__Texto proporcionado__:

________________________

Por lo demás, la promesa idílica de Cameron o su plan de salvataje global, despierta innumerables suspicacias, al confrontarse con la siguiente cadena de hechos.

Número uno, el fracaso del socialismo real y su conversión en distopía totalitaria. Caso Venezuela.

Número dos, las visiones pesadillescas de la literatura y el cine, sobre el retorno a la vida en el bosque bucólico de Walden. Léase y véase: Rebelión en la granja, El Club de la Pelea, The Beach, Into the Wild, El Señor de las Moscas y The Mosquito Coast, todas ellas antítesis de las teorías rousseaunianas y marxistas esgrimidas por Cameron en su caricatura high tech, con enfoque de videogame.

Número 3, el triste legado de la guerrilla antes y después de instalarse en el poder. Recuerden Colombia, Perú, Nicaragua, Cuba y Libia. Por tanto, es lógico mantener reservas a la hora de deglutir el banquete ofrecido por el dueño de los fogones.

Nada extraño viniendo del creador de Titanic, con su fardo de lucha de clases. En su descargo, cabe rescatar el empeño del cineasta por invocar el espíritu de la diversidad por medio de un empaque animado, inspirado en el kistch de tradición occidental, en el manga japonés y en el diseño gráfico de orientación anarcopunk.

Se trata de una iconografía sacrílega emblemática de los reciclajes posmodernos, al límite de la cursilería new age de la serie “B”, de Flash Gordon a Barbarella, con ángeles mesiánicos caídos del cielo, amazonas a caballo y un bestiario fantástico extraído de alguna viñeta de Moebius o Rudi Giger.

De igual modo, el realizador es consecuente con dos de sus obsesiones como narrador: consolidar la imagen de la mujer fuerte de nuestros días como protesta viril a la dominación masculina, e investigar la relación de hombre con la tecnología de punta.

Cameron repite la experiencia con Sigourney Weaver, después colaborar juntos en Aliens, mientras aprovecha el físico de Michelle Rodríguez para darle continuidad a su fetiche de Sarah Connor, incorporado por Linda Hamilton.

Por su parte, el arquetipo de la Weaver no esconde su parentesco con la Dian Fossey de Gorilas en la Niebla, en cuanto las dos encarnan la seducción de la óptica etnocéntrica por la alteridad absoluta, magnificada con ojos de turista fascinado por la distinción de las especies diferentes. Allá eran los simios del África, acá son los humanoides de una galaxia superior, en un espectro no muy lejano al de películas contemporáneas como Sector 9 y Planet 51.

________________________

__Datos suministrados__:
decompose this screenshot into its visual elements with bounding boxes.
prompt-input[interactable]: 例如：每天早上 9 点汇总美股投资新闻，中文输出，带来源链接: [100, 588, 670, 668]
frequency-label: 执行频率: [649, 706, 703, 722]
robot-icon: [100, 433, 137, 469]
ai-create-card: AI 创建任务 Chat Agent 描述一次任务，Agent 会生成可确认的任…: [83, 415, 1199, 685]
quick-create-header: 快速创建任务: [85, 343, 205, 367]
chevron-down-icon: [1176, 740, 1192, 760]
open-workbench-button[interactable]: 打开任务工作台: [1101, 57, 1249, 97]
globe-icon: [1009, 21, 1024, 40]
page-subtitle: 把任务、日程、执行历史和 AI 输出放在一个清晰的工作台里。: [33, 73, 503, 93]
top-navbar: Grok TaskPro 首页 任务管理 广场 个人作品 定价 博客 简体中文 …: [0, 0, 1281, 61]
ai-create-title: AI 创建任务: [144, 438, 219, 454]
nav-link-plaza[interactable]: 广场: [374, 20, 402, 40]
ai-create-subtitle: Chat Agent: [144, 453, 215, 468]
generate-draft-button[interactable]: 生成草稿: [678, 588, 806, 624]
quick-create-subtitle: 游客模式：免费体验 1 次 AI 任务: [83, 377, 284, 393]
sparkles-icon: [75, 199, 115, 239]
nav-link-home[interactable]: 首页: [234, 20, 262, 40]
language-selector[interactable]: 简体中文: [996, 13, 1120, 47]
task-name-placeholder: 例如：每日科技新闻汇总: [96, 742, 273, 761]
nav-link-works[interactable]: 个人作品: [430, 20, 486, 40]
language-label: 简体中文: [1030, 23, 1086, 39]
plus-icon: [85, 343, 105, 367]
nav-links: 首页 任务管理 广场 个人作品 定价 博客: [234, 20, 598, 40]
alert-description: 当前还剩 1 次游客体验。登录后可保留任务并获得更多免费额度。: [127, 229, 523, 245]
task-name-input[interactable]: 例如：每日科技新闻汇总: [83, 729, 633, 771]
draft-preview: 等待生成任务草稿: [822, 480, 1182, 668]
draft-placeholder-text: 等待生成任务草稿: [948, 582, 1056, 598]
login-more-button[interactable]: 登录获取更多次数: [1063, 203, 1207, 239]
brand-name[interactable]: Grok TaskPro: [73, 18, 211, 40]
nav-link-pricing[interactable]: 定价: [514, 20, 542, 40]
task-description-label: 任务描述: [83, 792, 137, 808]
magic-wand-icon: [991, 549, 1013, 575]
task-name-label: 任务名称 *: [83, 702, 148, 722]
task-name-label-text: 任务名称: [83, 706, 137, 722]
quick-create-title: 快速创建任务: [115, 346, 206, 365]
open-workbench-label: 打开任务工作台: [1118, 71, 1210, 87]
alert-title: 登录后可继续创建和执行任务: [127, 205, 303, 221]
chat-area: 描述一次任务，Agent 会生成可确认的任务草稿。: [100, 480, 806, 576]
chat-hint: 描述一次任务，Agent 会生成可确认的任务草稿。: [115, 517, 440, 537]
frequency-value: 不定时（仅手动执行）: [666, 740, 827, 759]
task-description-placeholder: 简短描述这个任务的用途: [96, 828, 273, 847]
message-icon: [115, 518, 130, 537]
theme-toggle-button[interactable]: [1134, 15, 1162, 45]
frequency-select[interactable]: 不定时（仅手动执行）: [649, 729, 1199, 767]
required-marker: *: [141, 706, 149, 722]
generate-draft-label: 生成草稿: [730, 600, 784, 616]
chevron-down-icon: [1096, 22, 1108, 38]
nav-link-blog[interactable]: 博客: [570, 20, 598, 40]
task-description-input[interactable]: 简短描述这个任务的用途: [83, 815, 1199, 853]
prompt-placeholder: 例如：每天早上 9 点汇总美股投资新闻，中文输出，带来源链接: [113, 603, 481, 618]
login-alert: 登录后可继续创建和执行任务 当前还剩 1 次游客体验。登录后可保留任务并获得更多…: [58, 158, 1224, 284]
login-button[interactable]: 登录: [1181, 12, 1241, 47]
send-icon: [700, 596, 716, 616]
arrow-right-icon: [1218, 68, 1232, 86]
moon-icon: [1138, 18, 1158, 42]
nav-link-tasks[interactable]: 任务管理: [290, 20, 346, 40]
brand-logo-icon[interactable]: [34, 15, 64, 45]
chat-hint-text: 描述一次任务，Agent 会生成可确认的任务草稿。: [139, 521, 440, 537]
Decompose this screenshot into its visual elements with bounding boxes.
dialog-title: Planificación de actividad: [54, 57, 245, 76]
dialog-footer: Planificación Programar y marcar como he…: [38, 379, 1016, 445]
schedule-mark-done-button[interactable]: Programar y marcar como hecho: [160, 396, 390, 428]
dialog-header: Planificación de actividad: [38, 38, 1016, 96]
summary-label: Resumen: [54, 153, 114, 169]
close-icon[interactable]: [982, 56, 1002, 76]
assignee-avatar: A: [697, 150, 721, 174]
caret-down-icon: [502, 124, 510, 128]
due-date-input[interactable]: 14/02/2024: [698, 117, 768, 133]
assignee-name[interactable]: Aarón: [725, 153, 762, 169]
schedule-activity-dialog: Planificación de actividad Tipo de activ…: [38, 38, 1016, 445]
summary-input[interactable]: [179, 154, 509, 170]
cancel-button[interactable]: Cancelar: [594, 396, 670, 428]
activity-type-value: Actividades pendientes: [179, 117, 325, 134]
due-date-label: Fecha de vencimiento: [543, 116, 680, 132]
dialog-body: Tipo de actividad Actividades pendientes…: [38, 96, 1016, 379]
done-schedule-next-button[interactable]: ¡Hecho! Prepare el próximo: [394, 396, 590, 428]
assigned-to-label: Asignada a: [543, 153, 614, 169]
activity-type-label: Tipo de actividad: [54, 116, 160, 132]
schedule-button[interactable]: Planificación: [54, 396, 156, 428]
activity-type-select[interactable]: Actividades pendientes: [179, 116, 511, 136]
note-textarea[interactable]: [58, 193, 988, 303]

________________________

__Por hacer__:
A) Pasa al inglés esta oración del texto proporcionado: "Por lo demás, la promesa idílica de Cameron o su plan de salvataje global, despierta innumerables suspicacias, al confrontarse con la siguiente cadena de hechos."
B) Resume el texto proporcionado en dos oraciones.
C) Reproduce del texto proporcionado el fragmento que empieza con "Por lo demás, la" y continúa hasta "enfoque de videogame.".

__Las respuestas__:
A) Moreover, Cameron's idyllic promise, or his plan for global rescue, arouses countless suspicions when set against the following chain of facts.

B) La promesa idílica de Cameron despierta suspicacias frente al fracaso del socialismo real, las visiones pesadillescas de la literatura y el cine sobre el retorno a la vida en el bosque y el triste legado de la guerrilla. En su descargo, el cineasta invoca la diversidad mediante un empaque animado de inspiración kitsch, manga y anarcopunk, y se mantiene fiel a sus obsesiones por la imagen de la mujer fuerte y por la relación del hombre con la tecnología de punta.

C)
Por lo demás, la promesa idílica de Cameron o su plan de salvataje global, despierta innumerables suspicacias, al confrontarse con la siguiente cadena de hechos.

Número uno, el fracaso del socialismo real y su conversión en distopía totalitaria. Caso Venezuela.

Número dos, las visiones pesadillescas de la literatura y el cine, sobre el retorno a la vida en el bosque bucólico de Walden. Léase y véase: Rebelión en la granja, El Club de la Pelea, The Beach, Into the Wild, El Señor de las Moscas y The Mosquito Coast, todas ellas antítesis de las teorías rousseaunianas y marxistas esgrimidas por Cameron en su caricatura high tech, con enfoque de videogame.